- _TASK GOAL_
Reproduce word for word the stretch of entries from the very beginning through the line containing "main-title-ux-ui: UX/UI —", including both of those ends.

--

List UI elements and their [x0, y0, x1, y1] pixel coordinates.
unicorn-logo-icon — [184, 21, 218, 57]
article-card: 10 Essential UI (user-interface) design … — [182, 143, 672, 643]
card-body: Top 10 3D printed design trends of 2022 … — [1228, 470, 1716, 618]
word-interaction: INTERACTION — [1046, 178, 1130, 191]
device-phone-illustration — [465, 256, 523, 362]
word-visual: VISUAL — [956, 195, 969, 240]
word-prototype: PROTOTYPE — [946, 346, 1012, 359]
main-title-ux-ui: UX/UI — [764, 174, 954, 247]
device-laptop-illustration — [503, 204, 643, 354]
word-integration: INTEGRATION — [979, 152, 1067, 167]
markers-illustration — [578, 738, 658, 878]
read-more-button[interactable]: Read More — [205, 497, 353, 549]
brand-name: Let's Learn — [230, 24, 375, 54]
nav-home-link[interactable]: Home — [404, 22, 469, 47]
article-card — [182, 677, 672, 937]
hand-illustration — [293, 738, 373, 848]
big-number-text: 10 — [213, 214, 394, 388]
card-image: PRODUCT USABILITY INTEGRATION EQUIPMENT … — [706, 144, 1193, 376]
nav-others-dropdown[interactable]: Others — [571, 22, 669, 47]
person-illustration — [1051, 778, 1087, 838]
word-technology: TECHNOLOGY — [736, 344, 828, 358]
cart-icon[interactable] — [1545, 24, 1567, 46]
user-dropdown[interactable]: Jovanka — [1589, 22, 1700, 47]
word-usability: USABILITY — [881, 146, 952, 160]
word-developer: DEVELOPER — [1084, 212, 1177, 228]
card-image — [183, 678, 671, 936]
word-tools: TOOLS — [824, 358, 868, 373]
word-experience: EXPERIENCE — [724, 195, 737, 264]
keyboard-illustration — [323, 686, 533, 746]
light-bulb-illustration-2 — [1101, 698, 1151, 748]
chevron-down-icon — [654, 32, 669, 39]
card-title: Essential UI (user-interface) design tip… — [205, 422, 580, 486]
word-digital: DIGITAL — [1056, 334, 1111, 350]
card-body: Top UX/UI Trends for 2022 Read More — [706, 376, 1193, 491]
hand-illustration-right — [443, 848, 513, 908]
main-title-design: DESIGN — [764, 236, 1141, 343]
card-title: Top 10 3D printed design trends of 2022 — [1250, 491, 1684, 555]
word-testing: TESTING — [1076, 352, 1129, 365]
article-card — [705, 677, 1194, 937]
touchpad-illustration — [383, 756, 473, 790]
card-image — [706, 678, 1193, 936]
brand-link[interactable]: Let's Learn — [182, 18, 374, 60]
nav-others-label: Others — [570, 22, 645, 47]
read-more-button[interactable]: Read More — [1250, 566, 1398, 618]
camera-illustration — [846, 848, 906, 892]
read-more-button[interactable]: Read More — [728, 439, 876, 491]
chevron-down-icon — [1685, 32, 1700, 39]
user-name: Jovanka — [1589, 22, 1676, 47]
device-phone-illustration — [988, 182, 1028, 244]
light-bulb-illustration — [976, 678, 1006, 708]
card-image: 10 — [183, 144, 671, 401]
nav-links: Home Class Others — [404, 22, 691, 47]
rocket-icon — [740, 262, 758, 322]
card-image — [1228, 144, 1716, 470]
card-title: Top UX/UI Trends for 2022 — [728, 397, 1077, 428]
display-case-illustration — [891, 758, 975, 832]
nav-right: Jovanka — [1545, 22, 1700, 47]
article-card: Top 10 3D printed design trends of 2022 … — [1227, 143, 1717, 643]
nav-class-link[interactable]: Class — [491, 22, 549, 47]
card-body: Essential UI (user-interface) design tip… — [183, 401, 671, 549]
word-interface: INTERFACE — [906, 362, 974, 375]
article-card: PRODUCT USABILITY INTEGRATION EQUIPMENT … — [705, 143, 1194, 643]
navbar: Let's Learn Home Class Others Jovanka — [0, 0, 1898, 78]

--

- _RESPONSE_
List UI elements and their [x0, y0, x1, y1] pixel coordinates.
unicorn-logo-icon — [184, 21, 218, 57]
article-card: 10 Essential UI (user-interface) design … — [182, 143, 672, 643]
card-body: Top 10 3D printed design trends of 2022 … — [1228, 470, 1716, 618]
word-interaction: INTERACTION — [1046, 178, 1130, 191]
device-phone-illustration — [465, 256, 523, 362]
word-visual: VISUAL — [956, 195, 969, 240]
word-prototype: PROTOTYPE — [946, 346, 1012, 359]
main-title-ux-ui: UX/UI — [764, 174, 954, 247]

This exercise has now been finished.